- [Task details]:
Reproduce each of the following lines verbatim, with no changes.

________

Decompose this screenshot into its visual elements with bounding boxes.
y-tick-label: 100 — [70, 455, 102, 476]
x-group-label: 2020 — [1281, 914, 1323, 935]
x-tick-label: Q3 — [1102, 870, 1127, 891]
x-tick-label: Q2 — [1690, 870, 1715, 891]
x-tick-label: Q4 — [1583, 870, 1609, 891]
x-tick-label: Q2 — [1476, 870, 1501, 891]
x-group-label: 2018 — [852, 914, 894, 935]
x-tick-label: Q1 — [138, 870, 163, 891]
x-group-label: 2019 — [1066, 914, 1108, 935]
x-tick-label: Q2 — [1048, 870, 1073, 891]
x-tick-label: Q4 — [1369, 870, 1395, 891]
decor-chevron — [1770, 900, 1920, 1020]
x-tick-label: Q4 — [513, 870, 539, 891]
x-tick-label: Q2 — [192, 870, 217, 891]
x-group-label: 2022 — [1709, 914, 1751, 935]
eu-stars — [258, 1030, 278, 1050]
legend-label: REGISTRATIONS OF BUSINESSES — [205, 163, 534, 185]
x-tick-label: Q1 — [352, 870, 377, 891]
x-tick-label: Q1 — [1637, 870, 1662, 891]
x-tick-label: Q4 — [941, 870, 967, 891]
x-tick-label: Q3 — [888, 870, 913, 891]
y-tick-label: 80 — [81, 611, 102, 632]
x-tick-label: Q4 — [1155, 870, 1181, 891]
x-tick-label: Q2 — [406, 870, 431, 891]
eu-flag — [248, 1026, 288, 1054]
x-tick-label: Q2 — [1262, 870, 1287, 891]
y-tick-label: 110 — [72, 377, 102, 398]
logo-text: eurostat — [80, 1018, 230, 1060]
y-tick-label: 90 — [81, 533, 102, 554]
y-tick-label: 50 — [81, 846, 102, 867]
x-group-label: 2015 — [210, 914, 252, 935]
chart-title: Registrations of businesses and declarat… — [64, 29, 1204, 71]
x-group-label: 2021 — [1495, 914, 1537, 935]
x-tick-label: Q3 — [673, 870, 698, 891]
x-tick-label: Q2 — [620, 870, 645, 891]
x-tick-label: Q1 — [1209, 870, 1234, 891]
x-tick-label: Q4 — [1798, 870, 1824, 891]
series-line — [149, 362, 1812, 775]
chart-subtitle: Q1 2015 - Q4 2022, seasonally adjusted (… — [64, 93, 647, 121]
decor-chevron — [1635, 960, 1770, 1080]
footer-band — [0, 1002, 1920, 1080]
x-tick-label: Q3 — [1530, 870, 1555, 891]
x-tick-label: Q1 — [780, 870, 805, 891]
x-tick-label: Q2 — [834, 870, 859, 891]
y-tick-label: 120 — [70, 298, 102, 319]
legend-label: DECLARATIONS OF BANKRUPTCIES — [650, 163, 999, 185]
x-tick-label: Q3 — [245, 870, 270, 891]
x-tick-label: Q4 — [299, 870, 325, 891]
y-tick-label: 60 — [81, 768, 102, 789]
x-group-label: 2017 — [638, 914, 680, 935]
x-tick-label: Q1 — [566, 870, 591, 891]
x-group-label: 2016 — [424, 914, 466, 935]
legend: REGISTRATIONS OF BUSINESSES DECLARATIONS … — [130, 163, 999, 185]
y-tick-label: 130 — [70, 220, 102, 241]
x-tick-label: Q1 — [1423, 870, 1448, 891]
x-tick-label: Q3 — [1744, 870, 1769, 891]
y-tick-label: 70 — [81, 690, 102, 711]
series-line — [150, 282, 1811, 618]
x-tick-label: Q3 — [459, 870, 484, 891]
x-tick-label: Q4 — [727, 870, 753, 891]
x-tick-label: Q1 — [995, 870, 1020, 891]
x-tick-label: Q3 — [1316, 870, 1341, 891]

________

- [Response]:
Decompose this screenshot into its visual elements with bounding boxes.
y-tick-label: 100 — [70, 455, 102, 476]
x-group-label: 2020 — [1281, 914, 1323, 935]
x-tick-label: Q3 — [1102, 870, 1127, 891]
x-tick-label: Q2 — [1690, 870, 1715, 891]
x-tick-label: Q4 — [1583, 870, 1609, 891]
x-tick-label: Q2 — [1476, 870, 1501, 891]
x-group-label: 2018 — [852, 914, 894, 935]
x-tick-label: Q1 — [138, 870, 163, 891]
x-group-label: 2019 — [1066, 914, 1108, 935]
x-tick-label: Q2 — [1048, 870, 1073, 891]
x-tick-label: Q4 — [1369, 870, 1395, 891]
decor-chevron — [1770, 900, 1920, 1020]
x-tick-label: Q4 — [513, 870, 539, 891]
x-tick-label: Q2 — [192, 870, 217, 891]
x-group-label: 2022 — [1709, 914, 1751, 935]
eu-stars — [258, 1030, 278, 1050]
legend-label: REGISTRATIONS OF BUSINESSES — [205, 163, 534, 185]
x-tick-label: Q1 — [352, 870, 377, 891]
x-tick-label: Q1 — [1637, 870, 1662, 891]
x-tick-label: Q4 — [941, 870, 967, 891]
x-tick-label: Q3 — [888, 870, 913, 891]
y-tick-label: 80 — [81, 611, 102, 632]
x-tick-label: Q4 — [1155, 870, 1181, 891]
x-tick-label: Q2 — [406, 870, 431, 891]
eu-flag — [248, 1026, 288, 1054]
x-tick-label: Q2 — [1262, 870, 1287, 891]
y-tick-label: 110 — [72, 377, 102, 398]
logo-text: eurostat — [80, 1018, 230, 1060]
y-tick-label: 90 — [81, 533, 102, 554]
y-tick-label: 50 — [81, 846, 102, 867]
x-group-label: 2015 — [210, 914, 252, 935]
chart-title: Registrations of businesses and declarat… — [64, 29, 1204, 71]
x-group-label: 2021 — [1495, 914, 1537, 935]
x-tick-label: Q3 — [673, 870, 698, 891]
x-tick-label: Q2 — [620, 870, 645, 891]
x-tick-label: Q1 — [1209, 870, 1234, 891]
x-tick-label: Q4 — [1798, 870, 1824, 891]
series-line — [149, 362, 1812, 775]
chart-subtitle: Q1 2015 - Q4 2022, seasonally adjusted (… — [64, 93, 647, 121]
decor-chevron — [1635, 960, 1770, 1080]
footer-band — [0, 1002, 1920, 1080]
x-tick-label: Q3 — [1530, 870, 1555, 891]
x-tick-label: Q1 — [780, 870, 805, 891]
x-tick-label: Q2 — [834, 870, 859, 891]
y-tick-label: 120 — [70, 298, 102, 319]
legend-label: DECLARATIONS OF BANKRUPTCIES — [650, 163, 999, 185]
x-tick-label: Q3 — [245, 870, 270, 891]
x-tick-label: Q4 — [299, 870, 325, 891]
y-tick-label: 60 — [81, 768, 102, 789]
x-group-label: 2017 — [638, 914, 680, 935]
x-tick-label: Q1 — [566, 870, 591, 891]
x-group-label: 2016 — [424, 914, 466, 935]
legend: REGISTRATIONS OF BUSINESSES DECLARATIONS … — [130, 163, 999, 185]
y-tick-label: 130 — [70, 220, 102, 241]
x-tick-label: Q1 — [1423, 870, 1448, 891]
x-tick-label: Q3 — [1744, 870, 1769, 891]
y-tick-label: 70 — [81, 690, 102, 711]
series-line — [150, 282, 1811, 618]
x-tick-label: Q3 — [459, 870, 484, 891]
x-tick-label: Q4 — [727, 870, 753, 891]
x-tick-label: Q1 — [995, 870, 1020, 891]
x-tick-label: Q3 — [1316, 870, 1341, 891]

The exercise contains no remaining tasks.